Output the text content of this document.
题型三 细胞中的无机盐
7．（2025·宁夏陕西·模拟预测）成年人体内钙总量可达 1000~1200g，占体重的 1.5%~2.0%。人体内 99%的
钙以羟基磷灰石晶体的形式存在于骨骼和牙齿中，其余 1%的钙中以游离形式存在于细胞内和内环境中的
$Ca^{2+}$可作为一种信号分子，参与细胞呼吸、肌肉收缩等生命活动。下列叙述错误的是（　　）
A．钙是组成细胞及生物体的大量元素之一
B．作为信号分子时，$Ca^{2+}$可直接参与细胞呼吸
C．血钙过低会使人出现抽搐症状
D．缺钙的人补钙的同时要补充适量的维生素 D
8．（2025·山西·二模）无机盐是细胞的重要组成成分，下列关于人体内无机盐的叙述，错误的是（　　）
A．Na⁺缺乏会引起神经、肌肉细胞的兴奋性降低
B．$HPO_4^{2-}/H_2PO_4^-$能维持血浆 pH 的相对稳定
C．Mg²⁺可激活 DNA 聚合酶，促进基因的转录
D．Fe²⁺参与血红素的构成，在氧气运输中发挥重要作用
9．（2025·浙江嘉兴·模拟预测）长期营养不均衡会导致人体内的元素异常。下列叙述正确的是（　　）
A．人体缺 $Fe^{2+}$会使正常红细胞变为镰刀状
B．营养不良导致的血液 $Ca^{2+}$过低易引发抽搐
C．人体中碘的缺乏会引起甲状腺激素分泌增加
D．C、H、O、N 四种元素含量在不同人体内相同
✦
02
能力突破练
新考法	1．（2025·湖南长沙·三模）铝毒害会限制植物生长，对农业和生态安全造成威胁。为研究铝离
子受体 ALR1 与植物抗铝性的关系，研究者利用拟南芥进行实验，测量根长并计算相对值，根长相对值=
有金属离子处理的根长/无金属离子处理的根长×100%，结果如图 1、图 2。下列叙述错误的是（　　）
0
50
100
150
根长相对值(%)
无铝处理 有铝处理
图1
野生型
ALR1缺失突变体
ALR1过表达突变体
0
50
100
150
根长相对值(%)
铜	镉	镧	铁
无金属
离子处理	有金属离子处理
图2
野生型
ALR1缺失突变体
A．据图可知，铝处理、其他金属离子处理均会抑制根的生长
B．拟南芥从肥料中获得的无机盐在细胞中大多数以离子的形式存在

Brief – Exactly reproduce all of the entries.

Solved exercise –
Output the text content of this document.
题型三 细胞中的无机盐
7．（2025·宁夏陕西·模拟预测）成年人体内钙总量可达 1000~1200g，占体重的 1.5%~2.0%。人体内 99%的
钙以羟基磷灰石晶体的形式存在于骨骼和牙齿中，其余 1%的钙中以游离形式存在于细胞内和内环境中的
$Ca^{2+}$可作为一种信号分子，参与细胞呼吸、肌肉收缩等生命活动。下列叙述错误的是（　　）
A．钙是组成细胞及生物体的大量元素之一
B．作为信号分子时，$Ca^{2+}$可直接参与细胞呼吸
C．血钙过低会使人出现抽搐症状
D．缺钙的人补钙的同时要补充适量的维生素 D
8．（2025·山西·二模）无机盐是细胞的重要组成成分，下列关于人体内无机盐的叙述，错误的是（　　）
A．Na⁺缺乏会引起神经、肌肉细胞的兴奋性降低
B．$HPO_4^{2-}/H_2PO_4^-$能维持血浆 pH 的相对稳定
C．Mg²⁺可激活 DNA 聚合酶，促进基因的转录
D．Fe²⁺参与血红素的构成，在氧气运输中发挥重要作用
9．（2025·浙江嘉兴·模拟预测）长期营养不均衡会导致人体内的元素异常。下列叙述正确的是（　　）
A．人体缺 $Fe^{2+}$会使正常红细胞变为镰刀状
B．营养不良导致的血液 $Ca^{2+}$过低易引发抽搐
C．人体中碘的缺乏会引起甲状腺激素分泌增加
D．C、H、O、N 四种元素含量在不同人体内相同
✦
02
能力突破练
新考法	1．（2025·湖南长沙·三模）铝毒害会限制植物生长，对农业和生态安全造成威胁。为研究铝离
子受体 ALR1 与植物抗铝性的关系，研究者利用拟南芥进行实验，测量根长并计算相对值，根长相对值=
有金属离子处理的根长/无金属离子处理的根长×100%，结果如图 1、图 2。下列叙述错误的是（　　）
0
50
100
150
根长相对值(%)
无铝处理 有铝处理
图1
野生型
ALR1缺失突变体
ALR1过表达突变体
0
50
100
150
根长相对值(%)
铜	镉	镧	铁
无金属
离子处理	有金属离子处理
图2
野生型
ALR1缺失突变体
A．据图可知，铝处理、其他金属离子处理均会抑制根的生长
B．拟南芥从肥料中获得的无机盐在细胞中大多数以离子的形式存在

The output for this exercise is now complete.